[PROMPT]: Copy each line exactly. Leave nothing out.

§

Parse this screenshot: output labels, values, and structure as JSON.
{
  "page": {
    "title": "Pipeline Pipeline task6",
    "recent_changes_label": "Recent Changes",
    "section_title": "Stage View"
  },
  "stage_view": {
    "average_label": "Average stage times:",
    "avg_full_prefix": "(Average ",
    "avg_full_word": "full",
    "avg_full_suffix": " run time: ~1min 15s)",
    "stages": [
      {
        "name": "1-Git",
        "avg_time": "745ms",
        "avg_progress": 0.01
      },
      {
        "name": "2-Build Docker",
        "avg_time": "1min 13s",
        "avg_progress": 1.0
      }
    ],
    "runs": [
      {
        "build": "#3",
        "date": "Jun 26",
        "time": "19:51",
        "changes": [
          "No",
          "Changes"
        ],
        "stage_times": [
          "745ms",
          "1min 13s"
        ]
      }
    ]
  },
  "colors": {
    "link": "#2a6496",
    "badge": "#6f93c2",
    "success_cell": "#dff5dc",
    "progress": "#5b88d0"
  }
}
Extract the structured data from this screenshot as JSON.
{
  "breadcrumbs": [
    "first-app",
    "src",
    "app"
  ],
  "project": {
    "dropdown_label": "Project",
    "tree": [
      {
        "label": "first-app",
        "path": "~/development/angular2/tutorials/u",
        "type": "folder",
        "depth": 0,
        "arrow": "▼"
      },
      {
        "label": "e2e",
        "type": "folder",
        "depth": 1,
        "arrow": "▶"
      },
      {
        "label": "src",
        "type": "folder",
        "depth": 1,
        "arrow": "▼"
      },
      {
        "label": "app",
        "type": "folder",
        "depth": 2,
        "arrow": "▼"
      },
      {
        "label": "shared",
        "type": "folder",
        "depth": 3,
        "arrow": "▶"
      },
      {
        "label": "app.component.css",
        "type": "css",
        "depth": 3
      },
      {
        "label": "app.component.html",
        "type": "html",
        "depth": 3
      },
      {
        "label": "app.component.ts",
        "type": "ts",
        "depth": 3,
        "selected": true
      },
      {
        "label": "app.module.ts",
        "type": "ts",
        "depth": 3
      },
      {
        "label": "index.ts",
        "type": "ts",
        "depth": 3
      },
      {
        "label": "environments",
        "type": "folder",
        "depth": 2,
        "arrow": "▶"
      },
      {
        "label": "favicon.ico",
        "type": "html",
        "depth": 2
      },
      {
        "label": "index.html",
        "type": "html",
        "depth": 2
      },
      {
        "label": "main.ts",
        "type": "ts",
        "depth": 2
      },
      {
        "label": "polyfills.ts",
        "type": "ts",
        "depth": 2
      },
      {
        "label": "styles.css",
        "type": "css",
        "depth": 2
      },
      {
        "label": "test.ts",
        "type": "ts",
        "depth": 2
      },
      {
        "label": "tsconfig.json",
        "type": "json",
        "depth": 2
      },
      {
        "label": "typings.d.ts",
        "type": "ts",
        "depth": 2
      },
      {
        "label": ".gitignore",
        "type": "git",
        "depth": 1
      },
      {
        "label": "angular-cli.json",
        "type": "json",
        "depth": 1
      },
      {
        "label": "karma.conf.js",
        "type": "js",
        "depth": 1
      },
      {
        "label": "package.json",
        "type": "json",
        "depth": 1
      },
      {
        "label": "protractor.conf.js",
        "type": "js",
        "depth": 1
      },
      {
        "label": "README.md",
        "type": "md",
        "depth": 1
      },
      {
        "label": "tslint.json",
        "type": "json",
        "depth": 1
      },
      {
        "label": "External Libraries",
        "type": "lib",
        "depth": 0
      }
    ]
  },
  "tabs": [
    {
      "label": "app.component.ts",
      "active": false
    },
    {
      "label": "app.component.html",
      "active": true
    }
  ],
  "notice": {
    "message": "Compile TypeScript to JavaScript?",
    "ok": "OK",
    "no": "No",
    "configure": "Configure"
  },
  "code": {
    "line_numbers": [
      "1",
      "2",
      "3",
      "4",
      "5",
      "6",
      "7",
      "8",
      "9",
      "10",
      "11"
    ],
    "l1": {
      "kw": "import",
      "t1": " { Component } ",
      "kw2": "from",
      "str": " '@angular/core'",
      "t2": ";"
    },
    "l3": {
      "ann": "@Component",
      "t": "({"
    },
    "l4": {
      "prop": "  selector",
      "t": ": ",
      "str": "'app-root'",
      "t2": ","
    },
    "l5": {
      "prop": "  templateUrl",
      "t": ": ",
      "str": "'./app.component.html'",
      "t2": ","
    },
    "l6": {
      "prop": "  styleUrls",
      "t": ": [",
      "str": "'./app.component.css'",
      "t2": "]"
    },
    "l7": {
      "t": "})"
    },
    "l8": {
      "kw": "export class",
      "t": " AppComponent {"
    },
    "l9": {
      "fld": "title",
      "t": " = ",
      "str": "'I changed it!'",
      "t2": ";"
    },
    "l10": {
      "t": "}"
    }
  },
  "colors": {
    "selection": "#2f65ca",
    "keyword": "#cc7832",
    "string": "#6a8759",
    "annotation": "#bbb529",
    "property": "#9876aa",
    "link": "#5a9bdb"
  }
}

§

[PROBLEM SOLUTION]:
Parse this screenshot: output labels, values, and structure as JSON.
{
  "page": {
    "title": "Pipeline Pipeline task6",
    "recent_changes_label": "Recent Changes",
    "section_title": "Stage View"
  },
  "stage_view": {
    "average_label": "Average stage times:",
    "avg_full_prefix": "(Average ",
    "avg_full_word": "full",
    "avg_full_suffix": " run time: ~1min 15s)",
    "stages": [
      {
        "name": "1-Git",
        "avg_time": "745ms",
        "avg_progress": 0.01
      },
      {
        "name": "2-Build Docker",
        "avg_time": "1min 13s",
        "avg_progress": 1.0
      }
    ],
    "runs": [
      {
        "build": "#3",
        "date": "Jun 26",
        "time": "19:51",
        "changes": [
          "No",
          "Changes"
        ],
        "stage_times": [
          "745ms",
          "1min 13s"
        ]
      }
    ]
  },
  "colors": {
    "link": "#2a6496",
    "badge": "#6f93c2",
    "success_cell": "#dff5dc",
    "progress": "#5b88d0"
  }
}
Extract the structured data from this screenshot as JSON.
{
  "breadcrumbs": [
    "first-app",
    "src",
    "app"
  ],
  "project": {
    "dropdown_label": "Project",
    "tree": [
      {
        "label": "first-app",
        "path": "~/development/angular2/tutorials/u",
        "type": "folder",
        "depth": 0,
        "arrow": "▼"
      },
      {
        "label": "e2e",
        "type": "folder",
        "depth": 1,
        "arrow": "▶"
      },
      {
        "label": "src",
        "type": "folder",
        "depth": 1,
        "arrow": "▼"
      },
      {
        "label": "app",
        "type": "folder",
        "depth": 2,
        "arrow": "▼"
      },
      {
        "label": "shared",
        "type": "folder",
        "depth": 3,
        "arrow": "▶"
      },
      {
        "label": "app.component.css",
        "type": "css",
        "depth": 3
      },
      {
        "label": "app.component.html",
        "type": "html",
        "depth": 3
      },
      {
        "label": "app.component.ts",
        "type": "ts",
        "depth": 3,
        "selected": true
      },
      {
        "label": "app.module.ts",
        "type": "ts",
        "depth": 3
      },
      {
        "label": "index.ts",
        "type": "ts",
        "depth": 3
      },
      {
        "label": "environments",
        "type": "folder",
        "depth": 2,
        "arrow": "▶"
      },
      {
        "label": "favicon.ico",
        "type": "html",
        "depth": 2
      },
      {
        "label": "index.html",
        "type": "html",
        "depth": 2
      },
      {
        "label": "main.ts",
        "type": "ts",
        "depth": 2
      },
      {
        "label": "polyfills.ts",
        "type": "ts",
        "depth": 2
      },
      {
        "label": "styles.css",
        "type": "css",
        "depth": 2
      },
      {
        "label": "test.ts",
        "type": "ts",
        "depth": 2
      },
      {
        "label": "tsconfig.json",
        "type": "json",
        "depth": 2
      },
      {
        "label": "typings.d.ts",
        "type": "ts",
        "depth": 2
      },
      {
        "label": ".gitignore",
        "type": "git",
        "depth": 1
      },
      {
        "label": "angular-cli.json",
        "type": "json",
        "depth": 1
      },
      {
        "label": "karma.conf.js",
        "type": "js",
        "depth": 1
      },
      {
        "label": "package.json",
        "type": "json",
        "depth": 1
      },
      {
        "label": "protractor.conf.js",
        "type": "js",
        "depth": 1
      },
      {
        "label": "README.md",
        "type": "md",
        "depth": 1
      },
      {
        "label": "tslint.json",
        "type": "json",
        "depth": 1
      },
      {
        "label": "External Libraries",
        "type": "lib",
        "depth": 0
      }
    ]
  },
  "tabs": [
    {
      "label": "app.component.ts",
      "active": false
    },
    {
      "label": "app.component.html",
      "active": true
    }
  ],
  "notice": {
    "message": "Compile TypeScript to JavaScript?",
    "ok": "OK",
    "no": "No",
    "configure": "Configure"
  },
  "code": {
    "line_numbers": [
      "1",
      "2",
      "3",
      "4",
      "5",
      "6",
      "7",
      "8",
      "9",
      "10",
      "11"
    ],
    "l1": {
      "kw": "import",
      "t1": " { Component } ",
      "kw2": "from",
      "str": " '@angular/core'",
      "t2": ";"
    },
    "l3": {
      "ann": "@Component",
      "t": "({"
    },
    "l4": {
      "prop": "  selector",
      "t": ": ",
      "str": "'app-root'",
      "t2": ","
    },
    "l5": {
      "prop": "  templateUrl",
      "t": ": ",
      "str": "'./app.component.html'",
      "t2": ","
    },
    "l6": {
      "prop": "  styleUrls",
      "t": ": [",
      "str": "'./app.component.css'",
      "t2": "]"
    },
    "l7": {
      "t": "})"
    },
    "l8": {
      "kw": "export class",
      "t": " AppComponent {"
    },
    "l9": {
      "fld": "title",
      "t": " = ",
      "str": "'I changed it!'",
      "t2": ";"
    },
    "l10": {
      "t": "}"
    }
  },
  "colors": {
    "selection": "#2f65ca",
    "keyword": "#cc7832",
    "string": "#6a8759",
    "annotation": "#bbb529",
    "property": "#9876aa",
    "link": "#5a9bdb"
  }
}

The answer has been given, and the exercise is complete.